Repeat the records verbatim and leave the pictures out of your copy.

* Records for the exercise *
* * * *
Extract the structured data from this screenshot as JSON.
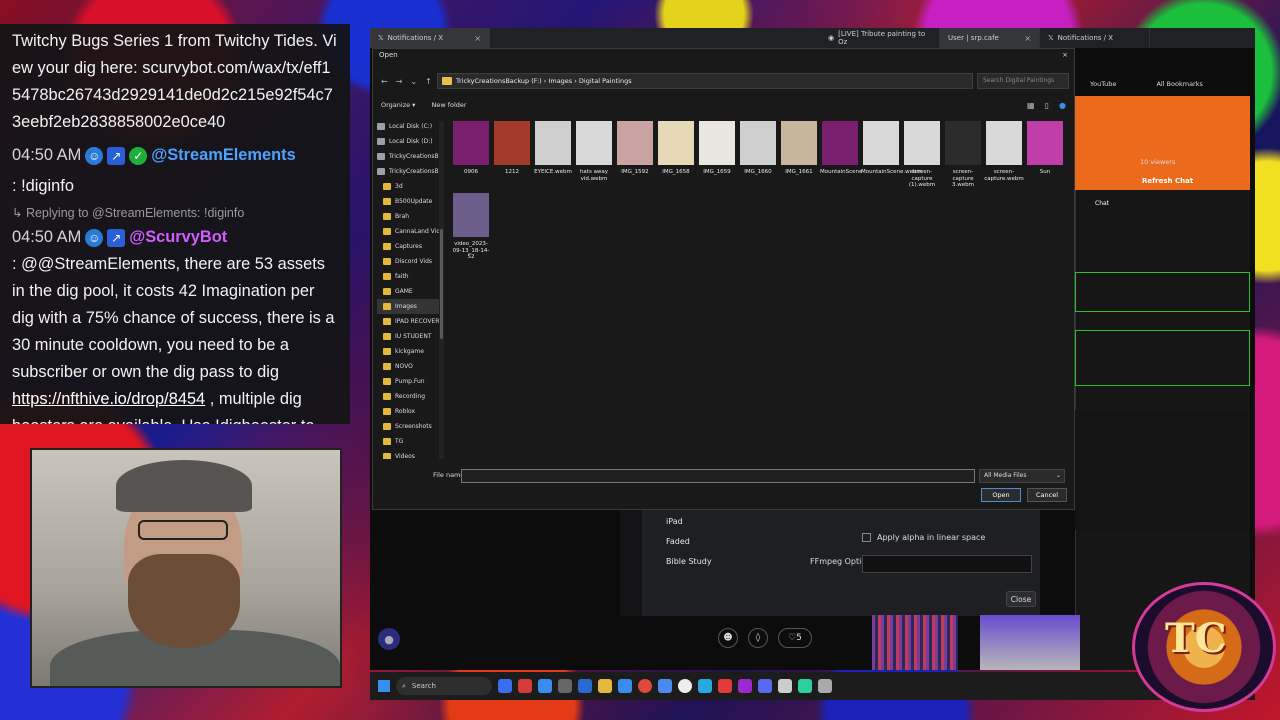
{
  "chat": {
    "first_msg": "Twitchy Bugs Series 1 from Twitchy Tides. View your dig here: scurvybot.com/wax/tx/eff15478bc26743d2929141de0d2c215e92f54c73eebf2eb2838858002e0ce40",
    "msg2_time": "04:50 AM",
    "msg2_user": "@StreamElements",
    "msg2_text": ": !diginfo",
    "reply_text": "Replying to @StreamElements: !diginfo",
    "msg3_time": "04:50 AM",
    "msg3_user": "@ScurvyBot",
    "msg3_text_a": ": @@StreamElements, there are 53 assets in the dig pool, it costs 42 Imagination per dig with a 75% chance of success, there is a 30 minute cooldown, you need to be a subscriber or own the dig pass to dig ",
    "msg3_link": "https://nfthive.io/drop/8454",
    "msg3_text_b": " , multiple dig boosters are available. Use !digbooster to see details"
  },
  "browser": {
    "tabs": [
      {
        "label": "Notifications / X"
      },
      {
        "label": "[LIVE] Tribute painting to Oz"
      },
      {
        "label": "User | srp.cafe"
      },
      {
        "label": "Notifications / X"
      }
    ],
    "bookmarks": [
      "YouTube",
      "All Bookmarks"
    ]
  },
  "dialog": {
    "title": "Open",
    "path": "TrickyCreationsBackup (F:)  ›  Images  ›  Digital Paintings",
    "search_placeholder": "Search Digital Paintings",
    "organize": "Organize ▾",
    "new_folder": "New folder",
    "tree": [
      {
        "label": "Local Disk (C:)",
        "type": "drive"
      },
      {
        "label": "Local Disk (D:)",
        "type": "drive"
      },
      {
        "label": "TrickyCreationsB",
        "type": "drive"
      },
      {
        "label": "TrickyCreationsBa",
        "type": "drive"
      },
      {
        "label": "3d",
        "type": "folder"
      },
      {
        "label": "B500Update",
        "type": "folder"
      },
      {
        "label": "Brah",
        "type": "folder"
      },
      {
        "label": "CannaLand Vide",
        "type": "folder"
      },
      {
        "label": "Captures",
        "type": "folder"
      },
      {
        "label": "Discord Vids",
        "type": "folder"
      },
      {
        "label": "faith",
        "type": "folder"
      },
      {
        "label": "GAME",
        "type": "folder"
      },
      {
        "label": "Images",
        "type": "folder"
      },
      {
        "label": "IPAD RECOVERY",
        "type": "folder"
      },
      {
        "label": "IU STUDENT",
        "type": "folder"
      },
      {
        "label": "kickgame",
        "type": "folder"
      },
      {
        "label": "NOVO",
        "type": "folder"
      },
      {
        "label": "Pump.Fun",
        "type": "folder"
      },
      {
        "label": "Recording",
        "type": "folder"
      },
      {
        "label": "Roblox",
        "type": "folder"
      },
      {
        "label": "Screenshots",
        "type": "folder"
      },
      {
        "label": "TG",
        "type": "folder"
      },
      {
        "label": "Videos",
        "type": "folder"
      }
    ],
    "files": [
      {
        "name": "0906",
        "color": "#7a1e6e"
      },
      {
        "name": "1212",
        "color": "#a43a2a"
      },
      {
        "name": "EYEICE.webm",
        "color": "#cfcfcf"
      },
      {
        "name": "hats away vid.webm",
        "color": "#d8d8d8"
      },
      {
        "name": "IMG_1592",
        "color": "#c9a2a2"
      },
      {
        "name": "IMG_1658",
        "color": "#e6d9b8"
      },
      {
        "name": "IMG_1659",
        "color": "#e9e6e2"
      },
      {
        "name": "IMG_1660",
        "color": "#cfcfcf"
      },
      {
        "name": "IMG_1661",
        "color": "#c9b69d"
      },
      {
        "name": "MountainScene",
        "color": "#7a1e6e"
      },
      {
        "name": "MountainScene.webm",
        "color": "#d9d9d9"
      },
      {
        "name": "screen-capture (1).webm",
        "color": "#d9d9d9"
      },
      {
        "name": "screen-capture 3.webm",
        "color": "#2c2c2c"
      },
      {
        "name": "screen-capture.webm",
        "color": "#d9d9d9"
      },
      {
        "name": "Sun",
        "color": "#c03ea8"
      },
      {
        "name": "video_2023-09-13_18-14-52",
        "color": "#6d5d8a"
      }
    ],
    "file_name_label": "File name:",
    "file_name_value": "",
    "file_type": "All Media Files",
    "open_label": "Open",
    "cancel_label": "Cancel"
  },
  "right_chat": {
    "viewers": "10 viewers",
    "refresh": "Refresh Chat",
    "tab": "Chat"
  },
  "obs": {
    "list": [
      "iPad",
      "Faded",
      "Bible Study"
    ],
    "alpha_label": "Apply alpha in linear space",
    "ffmpeg_label": "FFmpeg Options",
    "close_label": "Close",
    "reactions_count": "5"
  },
  "taskbar": {
    "search_label": "Search"
  },
  "logo": {
    "text": "TC",
    "caption": "TRICKY CREATIONS"
  }
}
* * * *
* The reply *
Extract the structured data from this screenshot as JSON.
{
  "chat": {
    "first_msg": "Twitchy Bugs Series 1 from Twitchy Tides. View your dig here: scurvybot.com/wax/tx/eff15478bc26743d2929141de0d2c215e92f54c73eebf2eb2838858002e0ce40",
    "msg2_time": "04:50 AM",
    "msg2_user": "@StreamElements",
    "msg2_text": ": !diginfo",
    "reply_text": "Replying to @StreamElements: !diginfo",
    "msg3_time": "04:50 AM",
    "msg3_user": "@ScurvyBot",
    "msg3_text_a": ": @@StreamElements, there are 53 assets in the dig pool, it costs 42 Imagination per dig with a 75% chance of success, there is a 30 minute cooldown, you need to be a subscriber or own the dig pass to dig ",
    "msg3_link": "https://nfthive.io/drop/8454",
    "msg3_text_b": " , multiple dig boosters are available. Use !digbooster to see details"
  },
  "browser": {
    "tabs": [
      {
        "label": "Notifications / X"
      },
      {
        "label": "[LIVE] Tribute painting to Oz"
      },
      {
        "label": "User | srp.cafe"
      },
      {
        "label": "Notifications / X"
      }
    ],
    "bookmarks": [
      "YouTube",
      "All Bookmarks"
    ]
  },
  "dialog": {
    "title": "Open",
    "path": "TrickyCreationsBackup (F:)  ›  Images  ›  Digital Paintings",
    "search_placeholder": "Search Digital Paintings",
    "organize": "Organize ▾",
    "new_folder": "New folder",
    "tree": [
      {
        "label": "Local Disk (C:)",
        "type": "drive"
      },
      {
        "label": "Local Disk (D:)",
        "type": "drive"
      },
      {
        "label": "TrickyCreationsB",
        "type": "drive"
      },
      {
        "label": "TrickyCreationsBa",
        "type": "drive"
      },
      {
        "label": "3d",
        "type": "folder"
      },
      {
        "label": "B500Update",
        "type": "folder"
      },
      {
        "label": "Brah",
        "type": "folder"
      },
      {
        "label": "CannaLand Vide",
        "type": "folder"
      },
      {
        "label": "Captures",
        "type": "folder"
      },
      {
        "label": "Discord Vids",
        "type": "folder"
      },
      {
        "label": "faith",
        "type": "folder"
      },
      {
        "label": "GAME",
        "type": "folder"
      },
      {
        "label": "Images",
        "type": "folder"
      },
      {
        "label": "IPAD RECOVERY",
        "type": "folder"
      },
      {
        "label": "IU STUDENT",
        "type": "folder"
      },
      {
        "label": "kickgame",
        "type": "folder"
      },
      {
        "label": "NOVO",
        "type": "folder"
      },
      {
        "label": "Pump.Fun",
        "type": "folder"
      },
      {
        "label": "Recording",
        "type": "folder"
      },
      {
        "label": "Roblox",
        "type": "folder"
      },
      {
        "label": "Screenshots",
        "type": "folder"
      },
      {
        "label": "TG",
        "type": "folder"
      },
      {
        "label": "Videos",
        "type": "folder"
      }
    ],
    "files": [
      {
        "name": "0906",
        "color": "#7a1e6e"
      },
      {
        "name": "1212",
        "color": "#a43a2a"
      },
      {
        "name": "EYEICE.webm",
        "color": "#cfcfcf"
      },
      {
        "name": "hats away vid.webm",
        "color": "#d8d8d8"
      },
      {
        "name": "IMG_1592",
        "color": "#c9a2a2"
      },
      {
        "name": "IMG_1658",
        "color": "#e6d9b8"
      },
      {
        "name": "IMG_1659",
        "color": "#e9e6e2"
      },
      {
        "name": "IMG_1660",
        "color": "#cfcfcf"
      },
      {
        "name": "IMG_1661",
        "color": "#c9b69d"
      },
      {
        "name": "MountainScene",
        "color": "#7a1e6e"
      },
      {
        "name": "MountainScene.webm",
        "color": "#d9d9d9"
      },
      {
        "name": "screen-capture (1).webm",
        "color": "#d9d9d9"
      },
      {
        "name": "screen-capture 3.webm",
        "color": "#2c2c2c"
      },
      {
        "name": "screen-capture.webm",
        "color": "#d9d9d9"
      },
      {
        "name": "Sun",
        "color": "#c03ea8"
      },
      {
        "name": "video_2023-09-13_18-14-52",
        "color": "#6d5d8a"
      }
    ],
    "file_name_label": "File name:",
    "file_name_value": "",
    "file_type": "All Media Files",
    "open_label": "Open",
    "cancel_label": "Cancel"
  },
  "right_chat": {
    "viewers": "10 viewers",
    "refresh": "Refresh Chat",
    "tab": "Chat"
  },
  "obs": {
    "list": [
      "iPad",
      "Faded",
      "Bible Study"
    ],
    "alpha_label": "Apply alpha in linear space",
    "ffmpeg_label": "FFmpeg Options",
    "close_label": "Close",
    "reactions_count": "5"
  },
  "taskbar": {
    "search_label": "Search"
  },
  "logo": {
    "text": "TC",
    "caption": "TRICKY CREATIONS"
  }
}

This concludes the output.